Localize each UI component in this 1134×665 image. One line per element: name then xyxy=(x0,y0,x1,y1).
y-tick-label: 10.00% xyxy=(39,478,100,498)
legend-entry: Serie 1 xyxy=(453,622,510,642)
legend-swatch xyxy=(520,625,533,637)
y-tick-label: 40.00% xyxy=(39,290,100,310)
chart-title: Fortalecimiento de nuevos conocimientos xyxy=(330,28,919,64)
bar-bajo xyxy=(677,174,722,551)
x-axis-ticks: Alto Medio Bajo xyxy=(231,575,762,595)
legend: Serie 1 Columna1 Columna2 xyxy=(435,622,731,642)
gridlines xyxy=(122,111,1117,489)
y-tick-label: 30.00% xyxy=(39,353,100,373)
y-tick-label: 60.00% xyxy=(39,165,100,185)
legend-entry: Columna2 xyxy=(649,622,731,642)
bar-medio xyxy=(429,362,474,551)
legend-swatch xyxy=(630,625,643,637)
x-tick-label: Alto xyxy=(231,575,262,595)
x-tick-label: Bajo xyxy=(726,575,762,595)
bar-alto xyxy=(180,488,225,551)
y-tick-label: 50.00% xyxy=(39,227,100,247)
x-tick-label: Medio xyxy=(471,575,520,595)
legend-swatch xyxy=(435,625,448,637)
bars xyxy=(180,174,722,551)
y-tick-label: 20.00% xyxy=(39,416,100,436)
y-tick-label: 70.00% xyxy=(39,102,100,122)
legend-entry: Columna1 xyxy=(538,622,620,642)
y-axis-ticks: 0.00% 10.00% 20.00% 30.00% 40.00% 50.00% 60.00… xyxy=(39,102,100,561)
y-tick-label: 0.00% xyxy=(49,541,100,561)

* * * * * * * * *

_Task instructions_
Copy the records above line for line, with no changes.

_The output_
Localize each UI component in this 1134×665 image. One line per element: name then xyxy=(x0,y0,x1,y1).
y-tick-label: 10.00% xyxy=(39,478,100,498)
legend-entry: Serie 1 xyxy=(453,622,510,642)
legend-swatch xyxy=(520,625,533,637)
y-tick-label: 40.00% xyxy=(39,290,100,310)
chart-title: Fortalecimiento de nuevos conocimientos xyxy=(330,28,919,64)
bar-bajo xyxy=(677,174,722,551)
x-axis-ticks: Alto Medio Bajo xyxy=(231,575,762,595)
legend: Serie 1 Columna1 Columna2 xyxy=(435,622,731,642)
gridlines xyxy=(122,111,1117,489)
y-tick-label: 30.00% xyxy=(39,353,100,373)
y-tick-label: 60.00% xyxy=(39,165,100,185)
legend-entry: Columna2 xyxy=(649,622,731,642)
bar-medio xyxy=(429,362,474,551)
legend-swatch xyxy=(630,625,643,637)
x-tick-label: Alto xyxy=(231,575,262,595)
x-tick-label: Bajo xyxy=(726,575,762,595)
bar-alto xyxy=(180,488,225,551)
y-tick-label: 50.00% xyxy=(39,227,100,247)
x-tick-label: Medio xyxy=(471,575,520,595)
legend-swatch xyxy=(435,625,448,637)
bars xyxy=(180,174,722,551)
y-tick-label: 20.00% xyxy=(39,416,100,436)
y-tick-label: 70.00% xyxy=(39,102,100,122)
legend-entry: Columna1 xyxy=(538,622,620,642)
y-axis-ticks: 0.00% 10.00% 20.00% 30.00% 40.00% 50.00% 60.00… xyxy=(39,102,100,561)
y-tick-label: 0.00% xyxy=(49,541,100,561)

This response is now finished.